start
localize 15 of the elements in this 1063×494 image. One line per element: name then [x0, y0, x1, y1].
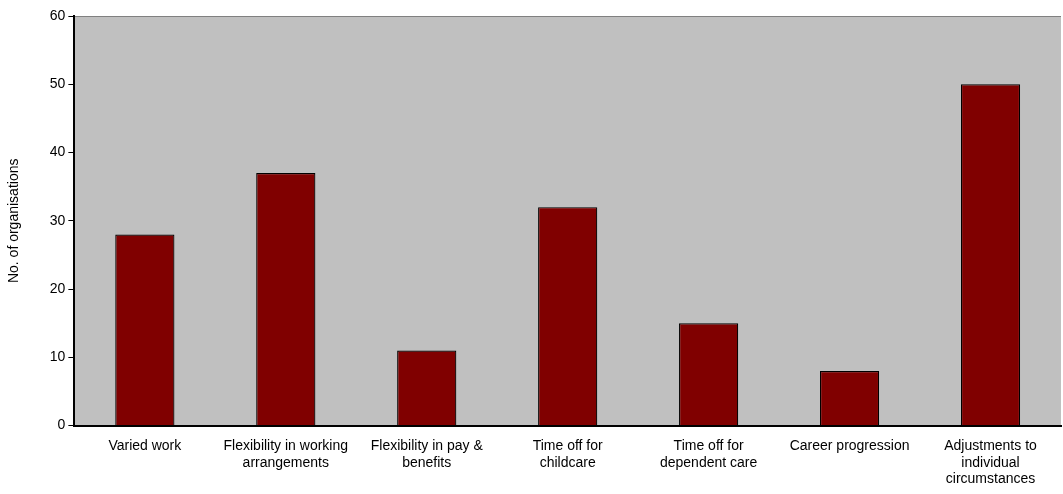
y-tick-label: 30	[49, 211, 66, 228]
y-tick-label: 0	[57, 416, 66, 433]
y-tick-label: 50	[49, 75, 66, 92]
y-tick-label: 40	[49, 143, 66, 160]
x-tick-label: Time off for childcare	[532, 436, 604, 470]
y-tick-label: 10	[49, 348, 66, 365]
x-tick-label: Time off for dependent care	[659, 436, 758, 470]
x-tick-label: Flexibility in working arrangements	[223, 436, 349, 470]
x-tick-label: Varied work	[108, 436, 183, 453]
y-tick-label: 20	[49, 279, 66, 296]
y-tick-label: 60	[49, 6, 66, 23]
y-axis-title: No. of organisations	[5, 158, 22, 284]
x-tick-label: Adjustments to individual circumstances	[944, 436, 1038, 487]
x-tick-label: Career progression	[789, 436, 910, 453]
x-tick-label: Flexibility in pay & benefits	[370, 436, 484, 470]
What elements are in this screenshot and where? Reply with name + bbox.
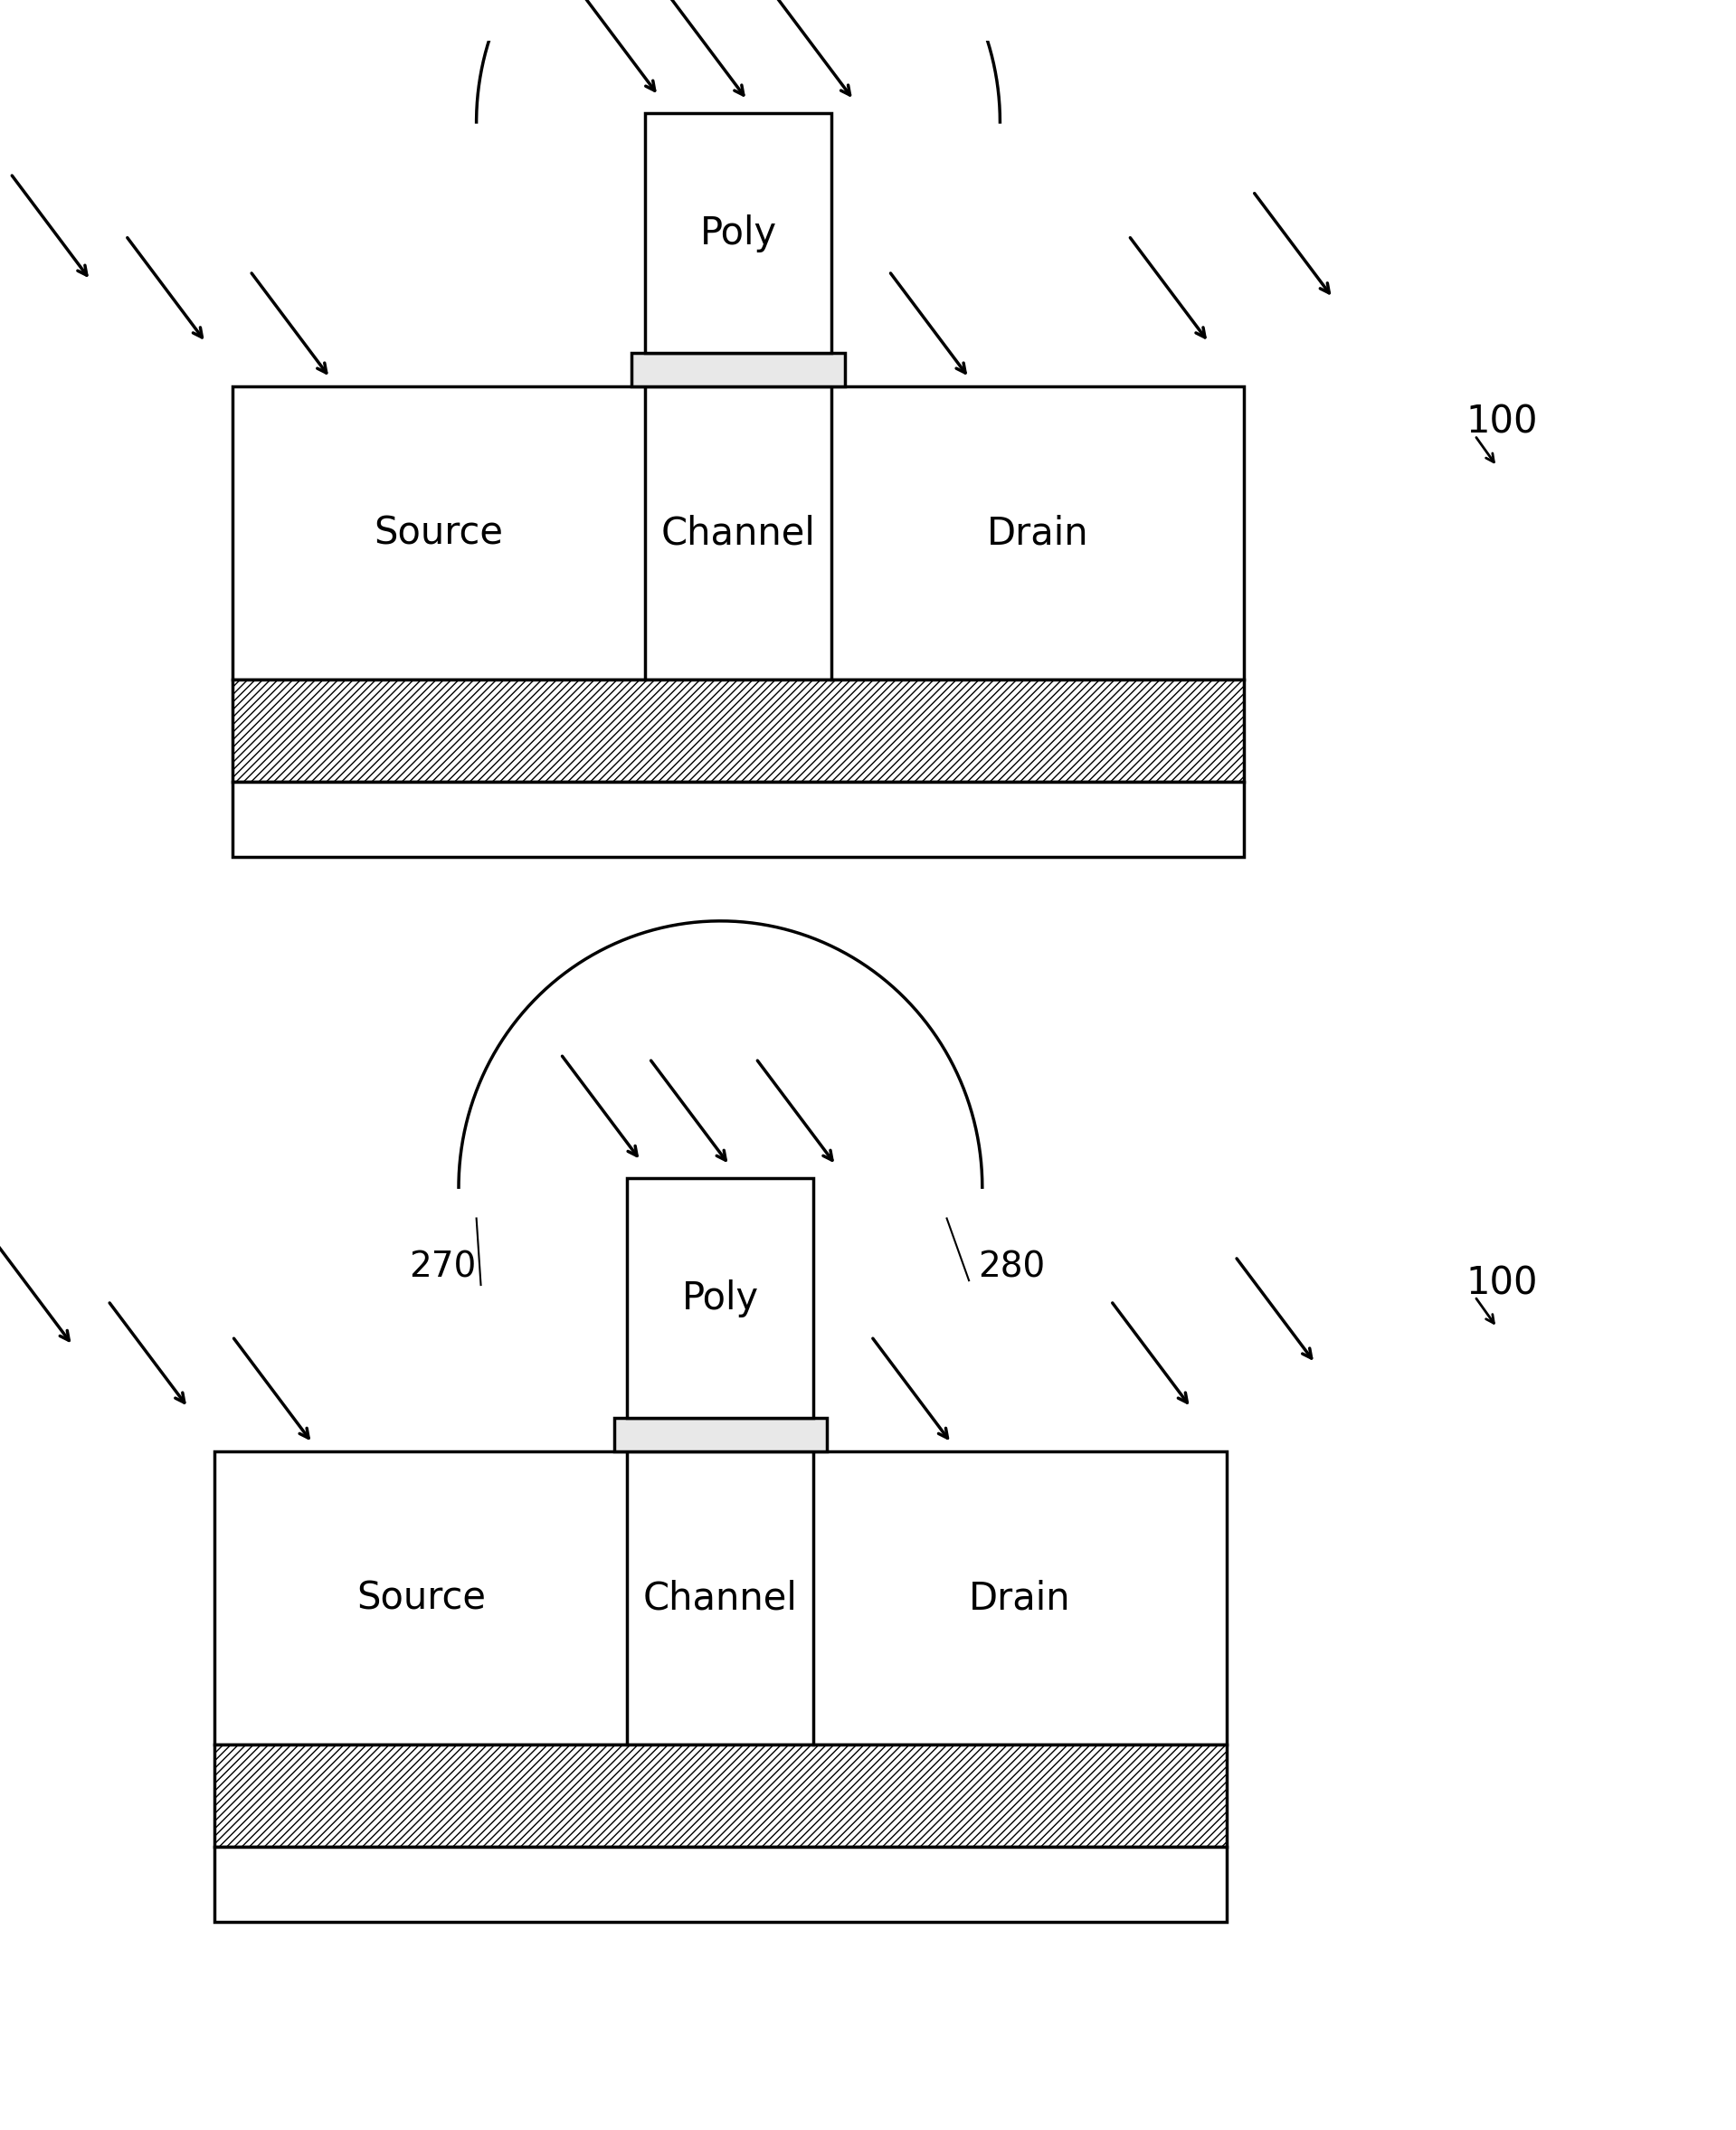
- Text: Source: Source: [373, 513, 503, 552]
- Text: 100: 100: [1465, 403, 1538, 441]
- Bar: [233, 388, 1245, 679]
- Text: Drain: Drain: [969, 1578, 1071, 1617]
- Text: Poly: Poly: [700, 213, 776, 251]
- Text: Channel: Channel: [642, 1578, 799, 1617]
- Bar: [215, 1744, 1226, 1847]
- Text: 270: 270: [410, 1250, 476, 1284]
- Bar: [233, 782, 1245, 856]
- Text: 280: 280: [977, 1250, 1045, 1284]
- Bar: [632, 354, 845, 388]
- Bar: [215, 1847, 1226, 1921]
- Bar: [233, 679, 1245, 782]
- Text: 100: 100: [1465, 1265, 1538, 1301]
- Bar: [215, 1453, 1226, 1744]
- Bar: [627, 1178, 814, 1419]
- Text: Source: Source: [356, 1578, 486, 1617]
- Bar: [615, 1419, 826, 1453]
- Bar: [646, 113, 832, 354]
- Text: Poly: Poly: [682, 1280, 759, 1316]
- Text: Channel: Channel: [661, 513, 816, 552]
- Text: Drain: Drain: [986, 513, 1088, 552]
end
*WHAT TO WORK ON*. Give the lines from the one containing "- Text: Source: Source: [373, 513, 503, 552]" through the one containing "- Text: Poly: Poly: [682, 1280, 759, 1316]" as a JSON list of strings, one string per line.

*WRITTEN ANSWER*.
[
  "- Text: Source: Source: [373, 513, 503, 552]",
  "- Text: 100: 100: [1465, 403, 1538, 441]",
  "- Bar: [233, 388, 1245, 679]",
  "- Text: Drain: Drain: [969, 1578, 1071, 1617]",
  "- Text: Poly: Poly: [700, 213, 776, 251]",
  "- Text: Channel: Channel: [642, 1578, 799, 1617]",
  "- Bar: [215, 1744, 1226, 1847]",
  "- Text: 270: 270: [410, 1250, 476, 1284]",
  "- Bar: [233, 782, 1245, 856]",
  "- Text: 280: 280: [977, 1250, 1045, 1284]",
  "- Bar: [632, 354, 845, 388]",
  "- Bar: [215, 1847, 1226, 1921]",
  "- Bar: [233, 679, 1245, 782]",
  "- Text: 100: 100: [1465, 1265, 1538, 1301]",
  "- Bar: [215, 1453, 1226, 1744]",
  "- Bar: [627, 1178, 814, 1419]",
  "- Text: Source: Source: [356, 1578, 486, 1617]",
  "- Bar: [615, 1419, 826, 1453]",
  "- Bar: [646, 113, 832, 354]",
  "- Text: Poly: Poly: [682, 1280, 759, 1316]"
]